[Data entries]
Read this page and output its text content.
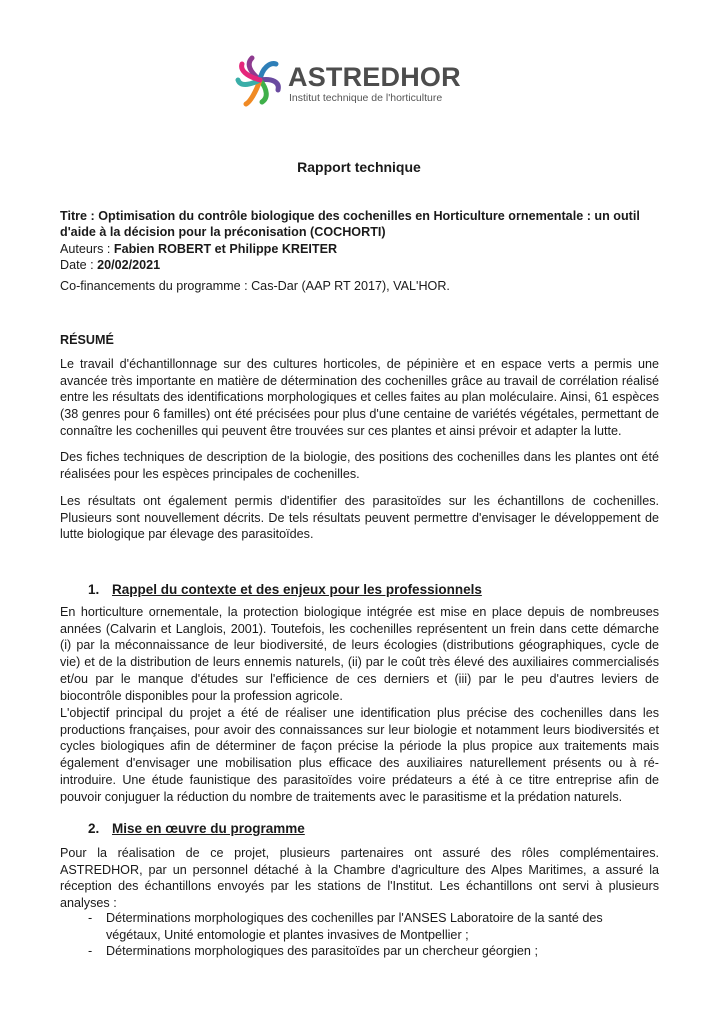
ASTREDHOR
Institut technique de l'horticulture
Rapport technique
Titre : Optimisation du contrôle biologique des cochenilles en Horticulture ornementale : un outil d'aide à la décision pour la préconisation (COCHORTI)
Auteurs : Fabien ROBERT et Philippe KREITER
Date : 20/02/2021
Co-financements du programme : Cas-Dar (AAP RT 2017), VAL'HOR.
RÉSUMÉ

Le travail d'échantillonnage sur des cultures horticoles, de pépinière et en espace verts a permis une avancée très importante en matière de détermination des cochenilles grâce au travail de corrélation réalisé entre les résultats des identifications morphologiques et celles faites au plan moléculaire. Ainsi, 61 espèces (38 genres pour 6 familles) ont été précisées pour plus d'une centaine de variétés végétales, permettant de connaître les cochenilles qui peuvent être trouvées sur ces plantes et ainsi prévoir et adapter la lutte.

Des fiches techniques de description de la biologie, des positions des cochenilles dans les plantes ont été réalisées pour les espèces principales de cochenilles.

Les résultats ont également permis d'identifier des parasitoïdes sur les échantillons de cochenilles. Plusieurs sont nouvellement décrits. De tels résultats peuvent permettre d'envisager le développement de lutte biologique par élevage des parasitoïdes.

1. Rappel du contexte et des enjeux pour les professionnels

En horticulture ornementale, la protection biologique intégrée est mise en place depuis de nombreuses années (Calvarin et Langlois, 2001). Toutefois, les cochenilles représentent un frein dans cette démarche (i) par la méconnaissance de leur biodiversité, de leurs écologies (distributions géographiques, cycle de vie) et de la distribution de leurs ennemis naturels, (ii) par le coût très élevé des auxiliaires commercialisés et/ou par le manque d'études sur l'efficience de ces derniers et (iii) par le peu d'autres leviers de biocontrôle disponibles pour la profession agricole.

L'objectif principal du projet a été de réaliser une identification plus précise des cochenilles dans les productions françaises, pour avoir des connaissances sur leur biologie et notamment leurs biodiversités et cycles biologiques afin de déterminer de façon précise la période la plus propice aux traitements mais également d'envisager une mobilisation plus efficace des auxiliaires naturellement présents ou à ré-introduire. Une étude faunistique des parasitoïdes voire prédateurs a été à ce titre entreprise afin de pouvoir conjuguer la réduction du nombre de traitements avec le parasitisme et la prédation naturels.

2. Mise en œuvre du programme

Pour la réalisation de ce projet, plusieurs partenaires ont assuré des rôles complémentaires. ASTREDHOR, par un personnel détaché à la Chambre d'agriculture des Alpes Maritimes, a assuré la réception des échantillons envoyés par les stations de l'Institut. Les échantillons ont servi à plusieurs analyses :

- Déterminations morphologiques des cochenilles par l'ANSES Laboratoire de la santé des végétaux, Unité entomologie et plantes invasives de Montpellier ;
- Déterminations morphologiques des parasitoïdes par un chercheur géorgien ;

» **Task goal**: Repeat the material above word for word and skip every image in it.

» **Problem solution**:
Read this page and output its text content.
ASTREDHOR
Institut technique de l'horticulture
Rapport technique
Titre : Optimisation du contrôle biologique des cochenilles en Horticulture ornementale : un outil d'aide à la décision pour la préconisation (COCHORTI)
Auteurs : Fabien ROBERT et Philippe KREITER
Date : 20/02/2021
Co-financements du programme : Cas-Dar (AAP RT 2017), VAL'HOR.
RÉSUMÉ

Le travail d'échantillonnage sur des cultures horticoles, de pépinière et en espace verts a permis une avancée très importante en matière de détermination des cochenilles grâce au travail de corrélation réalisé entre les résultats des identifications morphologiques et celles faites au plan moléculaire. Ainsi, 61 espèces (38 genres pour 6 familles) ont été précisées pour plus d'une centaine de variétés végétales, permettant de connaître les cochenilles qui peuvent être trouvées sur ces plantes et ainsi prévoir et adapter la lutte.

Des fiches techniques de description de la biologie, des positions des cochenilles dans les plantes ont été réalisées pour les espèces principales de cochenilles.

Les résultats ont également permis d'identifier des parasitoïdes sur les échantillons de cochenilles. Plusieurs sont nouvellement décrits. De tels résultats peuvent permettre d'envisager le développement de lutte biologique par élevage des parasitoïdes.

1. Rappel du contexte et des enjeux pour les professionnels

En horticulture ornementale, la protection biologique intégrée est mise en place depuis de nombreuses années (Calvarin et Langlois, 2001). Toutefois, les cochenilles représentent un frein dans cette démarche (i) par la méconnaissance de leur biodiversité, de leurs écologies (distributions géographiques, cycle de vie) et de la distribution de leurs ennemis naturels, (ii) par le coût très élevé des auxiliaires commercialisés et/ou par le manque d'études sur l'efficience de ces derniers et (iii) par le peu d'autres leviers de biocontrôle disponibles pour la profession agricole.

L'objectif principal du projet a été de réaliser une identification plus précise des cochenilles dans les productions françaises, pour avoir des connaissances sur leur biologie et notamment leurs biodiversités et cycles biologiques afin de déterminer de façon précise la période la plus propice aux traitements mais également d'envisager une mobilisation plus efficace des auxiliaires naturellement présents ou à ré-introduire. Une étude faunistique des parasitoïdes voire prédateurs a été à ce titre entreprise afin de pouvoir conjuguer la réduction du nombre de traitements avec le parasitisme et la prédation naturels.

2. Mise en œuvre du programme

Pour la réalisation de ce projet, plusieurs partenaires ont assuré des rôles complémentaires. ASTREDHOR, par un personnel détaché à la Chambre d'agriculture des Alpes Maritimes, a assuré la réception des échantillons envoyés par les stations de l'Institut. Les échantillons ont servi à plusieurs analyses :

- Déterminations morphologiques des cochenilles par l'ANSES Laboratoire de la santé des végétaux, Unité entomologie et plantes invasives de Montpellier ;
- Déterminations morphologiques des parasitoïdes par un chercheur géorgien ;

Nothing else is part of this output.